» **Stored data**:
══════════

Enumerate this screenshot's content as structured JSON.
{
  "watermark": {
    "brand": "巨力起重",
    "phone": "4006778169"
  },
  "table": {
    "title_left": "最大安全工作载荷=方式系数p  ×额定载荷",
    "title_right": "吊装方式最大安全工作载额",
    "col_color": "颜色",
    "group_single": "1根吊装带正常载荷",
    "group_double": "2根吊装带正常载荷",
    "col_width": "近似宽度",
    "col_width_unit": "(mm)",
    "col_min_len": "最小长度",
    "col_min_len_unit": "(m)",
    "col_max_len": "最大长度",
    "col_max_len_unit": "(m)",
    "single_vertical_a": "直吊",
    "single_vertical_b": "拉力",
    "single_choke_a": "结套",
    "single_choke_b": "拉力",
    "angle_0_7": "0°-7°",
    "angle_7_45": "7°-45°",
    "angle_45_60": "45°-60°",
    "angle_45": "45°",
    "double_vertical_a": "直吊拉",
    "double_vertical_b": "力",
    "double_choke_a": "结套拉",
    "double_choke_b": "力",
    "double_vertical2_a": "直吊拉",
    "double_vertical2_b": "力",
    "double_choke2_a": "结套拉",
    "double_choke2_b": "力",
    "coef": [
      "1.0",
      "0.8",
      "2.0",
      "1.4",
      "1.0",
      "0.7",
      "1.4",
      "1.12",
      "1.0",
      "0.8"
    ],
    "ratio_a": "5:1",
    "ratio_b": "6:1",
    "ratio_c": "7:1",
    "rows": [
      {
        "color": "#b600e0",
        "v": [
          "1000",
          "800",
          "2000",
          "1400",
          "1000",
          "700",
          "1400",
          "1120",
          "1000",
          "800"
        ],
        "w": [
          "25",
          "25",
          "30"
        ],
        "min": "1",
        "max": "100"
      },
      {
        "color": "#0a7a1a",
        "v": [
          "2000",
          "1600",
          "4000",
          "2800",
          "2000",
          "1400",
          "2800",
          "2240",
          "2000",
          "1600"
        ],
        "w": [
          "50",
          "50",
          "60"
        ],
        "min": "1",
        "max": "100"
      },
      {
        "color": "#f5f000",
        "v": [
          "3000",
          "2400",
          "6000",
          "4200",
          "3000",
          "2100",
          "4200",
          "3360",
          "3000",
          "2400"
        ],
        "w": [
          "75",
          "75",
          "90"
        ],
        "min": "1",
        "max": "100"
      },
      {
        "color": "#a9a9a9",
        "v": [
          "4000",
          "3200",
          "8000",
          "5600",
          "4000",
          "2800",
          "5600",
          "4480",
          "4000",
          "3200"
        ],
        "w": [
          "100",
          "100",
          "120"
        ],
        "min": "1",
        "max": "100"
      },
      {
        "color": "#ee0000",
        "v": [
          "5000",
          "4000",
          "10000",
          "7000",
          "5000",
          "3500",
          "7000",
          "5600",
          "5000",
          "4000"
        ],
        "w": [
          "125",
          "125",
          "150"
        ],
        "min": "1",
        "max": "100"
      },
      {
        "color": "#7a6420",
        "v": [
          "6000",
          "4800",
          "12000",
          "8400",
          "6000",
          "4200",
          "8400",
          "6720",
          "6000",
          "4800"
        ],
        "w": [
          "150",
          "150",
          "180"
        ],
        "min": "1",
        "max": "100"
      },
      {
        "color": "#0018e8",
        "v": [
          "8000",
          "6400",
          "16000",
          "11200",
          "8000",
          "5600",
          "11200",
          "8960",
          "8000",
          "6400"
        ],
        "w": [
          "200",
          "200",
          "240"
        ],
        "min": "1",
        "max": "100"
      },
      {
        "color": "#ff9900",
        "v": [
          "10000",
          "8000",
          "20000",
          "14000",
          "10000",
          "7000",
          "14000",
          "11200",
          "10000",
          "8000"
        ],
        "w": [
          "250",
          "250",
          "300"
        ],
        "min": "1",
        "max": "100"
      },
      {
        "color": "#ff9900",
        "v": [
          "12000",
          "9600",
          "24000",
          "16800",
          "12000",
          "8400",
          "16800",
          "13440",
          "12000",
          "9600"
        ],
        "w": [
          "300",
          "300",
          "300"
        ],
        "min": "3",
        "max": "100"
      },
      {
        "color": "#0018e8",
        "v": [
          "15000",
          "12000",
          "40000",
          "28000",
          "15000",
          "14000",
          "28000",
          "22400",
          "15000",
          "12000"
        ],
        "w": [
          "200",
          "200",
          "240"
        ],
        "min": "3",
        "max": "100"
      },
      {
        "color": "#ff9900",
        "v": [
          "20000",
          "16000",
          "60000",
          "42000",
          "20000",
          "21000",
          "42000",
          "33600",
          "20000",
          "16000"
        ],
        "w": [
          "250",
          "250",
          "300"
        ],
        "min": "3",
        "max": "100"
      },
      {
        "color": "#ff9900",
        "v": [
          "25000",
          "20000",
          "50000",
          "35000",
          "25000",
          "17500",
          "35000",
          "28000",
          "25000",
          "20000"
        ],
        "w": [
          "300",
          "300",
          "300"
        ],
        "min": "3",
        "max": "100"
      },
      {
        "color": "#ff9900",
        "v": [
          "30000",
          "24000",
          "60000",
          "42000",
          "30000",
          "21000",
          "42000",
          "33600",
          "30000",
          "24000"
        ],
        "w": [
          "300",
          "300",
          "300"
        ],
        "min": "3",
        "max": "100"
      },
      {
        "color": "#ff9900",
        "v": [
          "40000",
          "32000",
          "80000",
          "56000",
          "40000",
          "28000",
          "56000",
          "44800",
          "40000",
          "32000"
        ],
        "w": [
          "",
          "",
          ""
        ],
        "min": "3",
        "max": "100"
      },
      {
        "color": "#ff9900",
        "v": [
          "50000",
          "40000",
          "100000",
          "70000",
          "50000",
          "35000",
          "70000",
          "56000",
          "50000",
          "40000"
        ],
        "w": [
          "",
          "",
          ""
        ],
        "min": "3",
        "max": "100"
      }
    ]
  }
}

══════════

» **Your instructions**: Exactly reproduce every line found in the records.

» **Problem solution**:
Enumerate this screenshot's content as structured JSON.
{
  "watermark": {
    "brand": "巨力起重",
    "phone": "4006778169"
  },
  "table": {
    "title_left": "最大安全工作载荷=方式系数p  ×额定载荷",
    "title_right": "吊装方式最大安全工作载额",
    "col_color": "颜色",
    "group_single": "1根吊装带正常载荷",
    "group_double": "2根吊装带正常载荷",
    "col_width": "近似宽度",
    "col_width_unit": "(mm)",
    "col_min_len": "最小长度",
    "col_min_len_unit": "(m)",
    "col_max_len": "最大长度",
    "col_max_len_unit": "(m)",
    "single_vertical_a": "直吊",
    "single_vertical_b": "拉力",
    "single_choke_a": "结套",
    "single_choke_b": "拉力",
    "angle_0_7": "0°-7°",
    "angle_7_45": "7°-45°",
    "angle_45_60": "45°-60°",
    "angle_45": "45°",
    "double_vertical_a": "直吊拉",
    "double_vertical_b": "力",
    "double_choke_a": "结套拉",
    "double_choke_b": "力",
    "double_vertical2_a": "直吊拉",
    "double_vertical2_b": "力",
    "double_choke2_a": "结套拉",
    "double_choke2_b": "力",
    "coef": [
      "1.0",
      "0.8",
      "2.0",
      "1.4",
      "1.0",
      "0.7",
      "1.4",
      "1.12",
      "1.0",
      "0.8"
    ],
    "ratio_a": "5:1",
    "ratio_b": "6:1",
    "ratio_c": "7:1",
    "rows": [
      {
        "color": "#b600e0",
        "v": [
          "1000",
          "800",
          "2000",
          "1400",
          "1000",
          "700",
          "1400",
          "1120",
          "1000",
          "800"
        ],
        "w": [
          "25",
          "25",
          "30"
        ],
        "min": "1",
        "max": "100"
      },
      {
        "color": "#0a7a1a",
        "v": [
          "2000",
          "1600",
          "4000",
          "2800",
          "2000",
          "1400",
          "2800",
          "2240",
          "2000",
          "1600"
        ],
        "w": [
          "50",
          "50",
          "60"
        ],
        "min": "1",
        "max": "100"
      },
      {
        "color": "#f5f000",
        "v": [
          "3000",
          "2400",
          "6000",
          "4200",
          "3000",
          "2100",
          "4200",
          "3360",
          "3000",
          "2400"
        ],
        "w": [
          "75",
          "75",
          "90"
        ],
        "min": "1",
        "max": "100"
      },
      {
        "color": "#a9a9a9",
        "v": [
          "4000",
          "3200",
          "8000",
          "5600",
          "4000",
          "2800",
          "5600",
          "4480",
          "4000",
          "3200"
        ],
        "w": [
          "100",
          "100",
          "120"
        ],
        "min": "1",
        "max": "100"
      },
      {
        "color": "#ee0000",
        "v": [
          "5000",
          "4000",
          "10000",
          "7000",
          "5000",
          "3500",
          "7000",
          "5600",
          "5000",
          "4000"
        ],
        "w": [
          "125",
          "125",
          "150"
        ],
        "min": "1",
        "max": "100"
      },
      {
        "color": "#7a6420",
        "v": [
          "6000",
          "4800",
          "12000",
          "8400",
          "6000",
          "4200",
          "8400",
          "6720",
          "6000",
          "4800"
        ],
        "w": [
          "150",
          "150",
          "180"
        ],
        "min": "1",
        "max": "100"
      },
      {
        "color": "#0018e8",
        "v": [
          "8000",
          "6400",
          "16000",
          "11200",
          "8000",
          "5600",
          "11200",
          "8960",
          "8000",
          "6400"
        ],
        "w": [
          "200",
          "200",
          "240"
        ],
        "min": "1",
        "max": "100"
      },
      {
        "color": "#ff9900",
        "v": [
          "10000",
          "8000",
          "20000",
          "14000",
          "10000",
          "7000",
          "14000",
          "11200",
          "10000",
          "8000"
        ],
        "w": [
          "250",
          "250",
          "300"
        ],
        "min": "1",
        "max": "100"
      },
      {
        "color": "#ff9900",
        "v": [
          "12000",
          "9600",
          "24000",
          "16800",
          "12000",
          "8400",
          "16800",
          "13440",
          "12000",
          "9600"
        ],
        "w": [
          "300",
          "300",
          "300"
        ],
        "min": "3",
        "max": "100"
      },
      {
        "color": "#0018e8",
        "v": [
          "15000",
          "12000",
          "40000",
          "28000",
          "15000",
          "14000",
          "28000",
          "22400",
          "15000",
          "12000"
        ],
        "w": [
          "200",
          "200",
          "240"
        ],
        "min": "3",
        "max": "100"
      },
      {
        "color": "#ff9900",
        "v": [
          "20000",
          "16000",
          "60000",
          "42000",
          "20000",
          "21000",
          "42000",
          "33600",
          "20000",
          "16000"
        ],
        "w": [
          "250",
          "250",
          "300"
        ],
        "min": "3",
        "max": "100"
      },
      {
        "color": "#ff9900",
        "v": [
          "25000",
          "20000",
          "50000",
          "35000",
          "25000",
          "17500",
          "35000",
          "28000",
          "25000",
          "20000"
        ],
        "w": [
          "300",
          "300",
          "300"
        ],
        "min": "3",
        "max": "100"
      },
      {
        "color": "#ff9900",
        "v": [
          "30000",
          "24000",
          "60000",
          "42000",
          "30000",
          "21000",
          "42000",
          "33600",
          "30000",
          "24000"
        ],
        "w": [
          "300",
          "300",
          "300"
        ],
        "min": "3",
        "max": "100"
      },
      {
        "color": "#ff9900",
        "v": [
          "40000",
          "32000",
          "80000",
          "56000",
          "40000",
          "28000",
          "56000",
          "44800",
          "40000",
          "32000"
        ],
        "w": [
          "",
          "",
          ""
        ],
        "min": "3",
        "max": "100"
      },
      {
        "color": "#ff9900",
        "v": [
          "50000",
          "40000",
          "100000",
          "70000",
          "50000",
          "35000",
          "70000",
          "56000",
          "50000",
          "40000"
        ],
        "w": [
          "",
          "",
          ""
        ],
        "min": "3",
        "max": "100"
      }
    ]
  }
}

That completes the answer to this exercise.